Answer with nothing but a number: how many lines include the word "mekanism"?

Excerpts from a figure dataset
= = = = =

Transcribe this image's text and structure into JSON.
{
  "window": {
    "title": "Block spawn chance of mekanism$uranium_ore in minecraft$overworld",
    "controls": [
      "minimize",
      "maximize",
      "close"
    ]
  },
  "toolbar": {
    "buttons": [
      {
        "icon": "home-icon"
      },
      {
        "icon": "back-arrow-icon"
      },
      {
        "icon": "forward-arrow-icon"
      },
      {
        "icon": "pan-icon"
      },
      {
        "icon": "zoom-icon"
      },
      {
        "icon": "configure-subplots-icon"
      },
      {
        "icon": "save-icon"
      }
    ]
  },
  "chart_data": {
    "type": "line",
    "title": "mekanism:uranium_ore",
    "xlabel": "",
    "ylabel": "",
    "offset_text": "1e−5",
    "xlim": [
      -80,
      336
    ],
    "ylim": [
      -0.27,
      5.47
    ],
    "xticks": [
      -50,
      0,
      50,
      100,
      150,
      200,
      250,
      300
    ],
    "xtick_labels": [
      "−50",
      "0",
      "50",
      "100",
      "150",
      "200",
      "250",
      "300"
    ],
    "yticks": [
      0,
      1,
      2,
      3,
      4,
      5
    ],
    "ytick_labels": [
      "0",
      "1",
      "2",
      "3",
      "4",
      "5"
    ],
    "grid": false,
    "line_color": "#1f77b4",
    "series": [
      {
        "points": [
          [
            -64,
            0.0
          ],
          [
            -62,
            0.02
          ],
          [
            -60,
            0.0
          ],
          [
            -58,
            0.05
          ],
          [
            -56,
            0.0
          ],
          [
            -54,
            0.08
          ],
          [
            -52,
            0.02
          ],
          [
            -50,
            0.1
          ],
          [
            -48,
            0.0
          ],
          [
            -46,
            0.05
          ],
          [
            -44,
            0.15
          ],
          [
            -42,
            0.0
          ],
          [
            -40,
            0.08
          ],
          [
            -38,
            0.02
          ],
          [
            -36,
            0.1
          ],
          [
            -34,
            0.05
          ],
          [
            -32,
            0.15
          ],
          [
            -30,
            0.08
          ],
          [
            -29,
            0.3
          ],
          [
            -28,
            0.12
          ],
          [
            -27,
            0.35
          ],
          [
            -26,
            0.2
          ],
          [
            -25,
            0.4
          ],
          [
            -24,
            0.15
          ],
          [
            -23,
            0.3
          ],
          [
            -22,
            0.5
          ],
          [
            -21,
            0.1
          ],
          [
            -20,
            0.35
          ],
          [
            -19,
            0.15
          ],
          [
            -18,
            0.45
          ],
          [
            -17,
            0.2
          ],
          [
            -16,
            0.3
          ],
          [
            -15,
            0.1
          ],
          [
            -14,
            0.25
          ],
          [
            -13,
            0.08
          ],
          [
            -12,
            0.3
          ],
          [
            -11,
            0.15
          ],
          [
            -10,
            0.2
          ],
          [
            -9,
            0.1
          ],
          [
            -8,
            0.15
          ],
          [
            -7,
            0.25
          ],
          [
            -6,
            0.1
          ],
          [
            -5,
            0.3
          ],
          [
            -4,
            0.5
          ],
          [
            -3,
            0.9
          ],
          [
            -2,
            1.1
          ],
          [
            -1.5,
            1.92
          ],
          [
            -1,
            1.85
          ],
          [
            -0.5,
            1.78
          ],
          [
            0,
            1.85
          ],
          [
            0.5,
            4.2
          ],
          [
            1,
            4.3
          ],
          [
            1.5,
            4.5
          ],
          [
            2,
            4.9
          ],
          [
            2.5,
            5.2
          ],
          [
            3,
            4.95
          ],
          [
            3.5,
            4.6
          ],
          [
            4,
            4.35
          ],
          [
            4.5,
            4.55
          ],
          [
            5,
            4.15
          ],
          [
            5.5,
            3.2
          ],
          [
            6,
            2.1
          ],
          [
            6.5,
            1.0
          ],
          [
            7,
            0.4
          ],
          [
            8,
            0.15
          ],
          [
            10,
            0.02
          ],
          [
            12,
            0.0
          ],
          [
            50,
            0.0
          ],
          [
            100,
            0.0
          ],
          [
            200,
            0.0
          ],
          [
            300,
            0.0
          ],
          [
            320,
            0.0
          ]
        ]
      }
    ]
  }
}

= = = = =

Result of the exercise >> 2